— Begin Given data —
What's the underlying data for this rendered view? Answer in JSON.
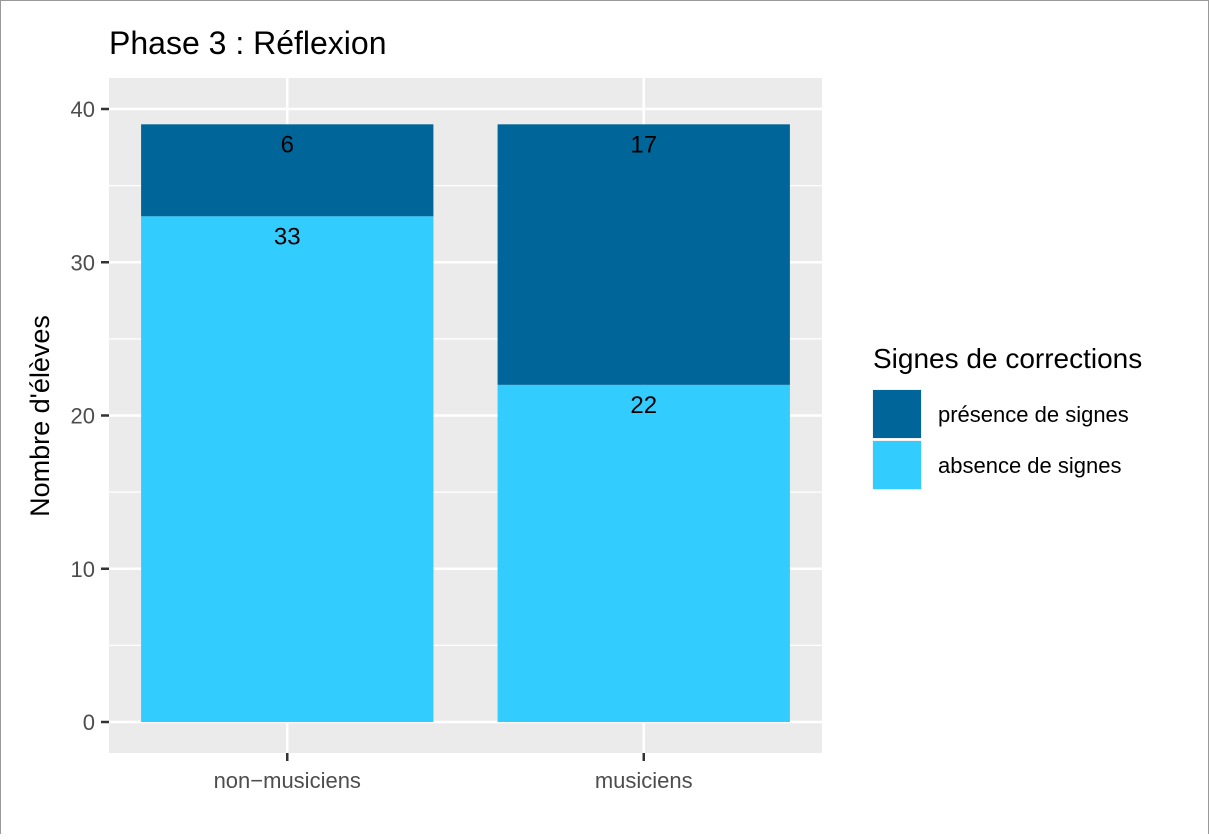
{
  "chart_data": {
    "type": "bar",
    "stacked": true,
    "title": "Phase 3 : Réflexion",
    "xlabel": "",
    "ylabel": "Nombre d'élèves",
    "categories": [
      "non−musiciens",
      "musiciens"
    ],
    "ylim": [
      0,
      40
    ],
    "yticks": [
      0,
      10,
      20,
      30,
      40
    ],
    "grid": true,
    "legend": {
      "title": "Signes de corrections",
      "position": "right",
      "entries": [
        "présence de signes",
        "absence de signes"
      ]
    },
    "series": [
      {
        "name": "absence de signes",
        "values": [
          33,
          22
        ],
        "color": "#33CCFF"
      },
      {
        "name": "présence de signes",
        "values": [
          6,
          17
        ],
        "color": "#006699"
      }
    ],
    "colors": {
      "panel": "#EBEBEB",
      "grid": "#FFFFFF",
      "axis_text": "#4D4D4D",
      "tick": "#333333"
    }
  }
}
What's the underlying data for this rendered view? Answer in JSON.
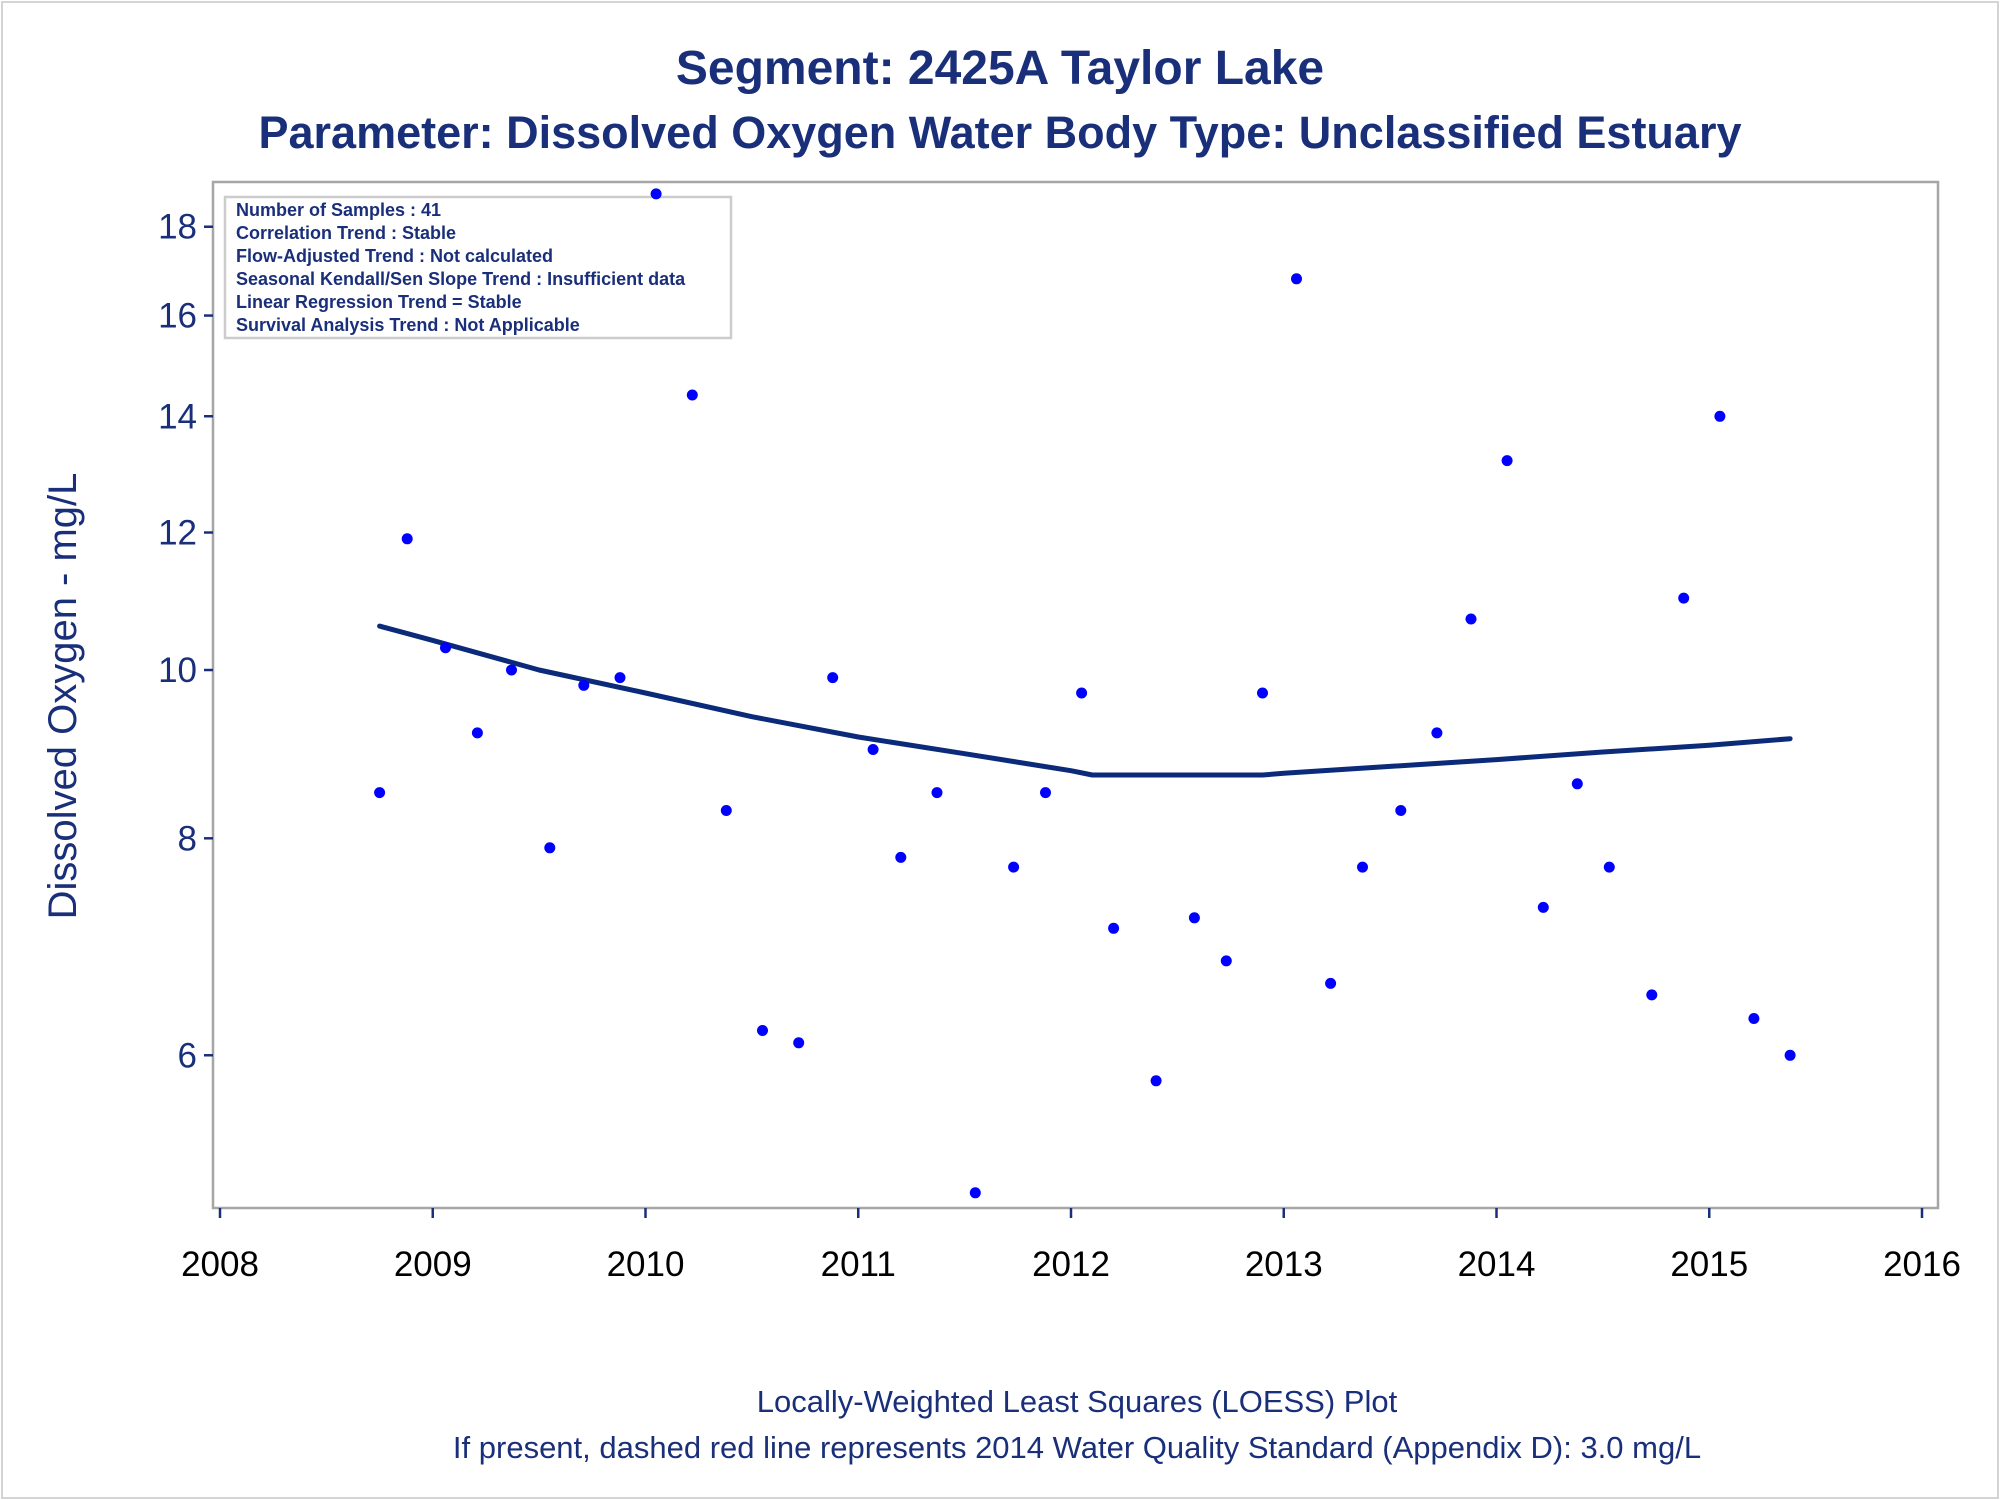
— End Given data —
→ **Set exercise**
Go back to the records above and write them out exactly, without the pictures.

→ **Output of the exercise**
What's the underlying data for this rendered view? Answer in JSON.
{
  "chart_data": {
    "type": "bar",
    "stacked": true,
    "title": "Phase 3 : Réflexion",
    "xlabel": "",
    "ylabel": "Nombre d'élèves",
    "categories": [
      "non−musiciens",
      "musiciens"
    ],
    "ylim": [
      0,
      40
    ],
    "yticks": [
      0,
      10,
      20,
      30,
      40
    ],
    "grid": true,
    "legend": {
      "title": "Signes de corrections",
      "position": "right",
      "entries": [
        "présence de signes",
        "absence de signes"
      ]
    },
    "series": [
      {
        "name": "absence de signes",
        "values": [
          33,
          22
        ],
        "color": "#33CCFF"
      },
      {
        "name": "présence de signes",
        "values": [
          6,
          17
        ],
        "color": "#006699"
      }
    ],
    "colors": {
      "panel": "#EBEBEB",
      "grid": "#FFFFFF",
      "axis_text": "#4D4D4D",
      "tick": "#333333"
    }
  }
}
What's the underlying data for this rendered view? Answer in JSON.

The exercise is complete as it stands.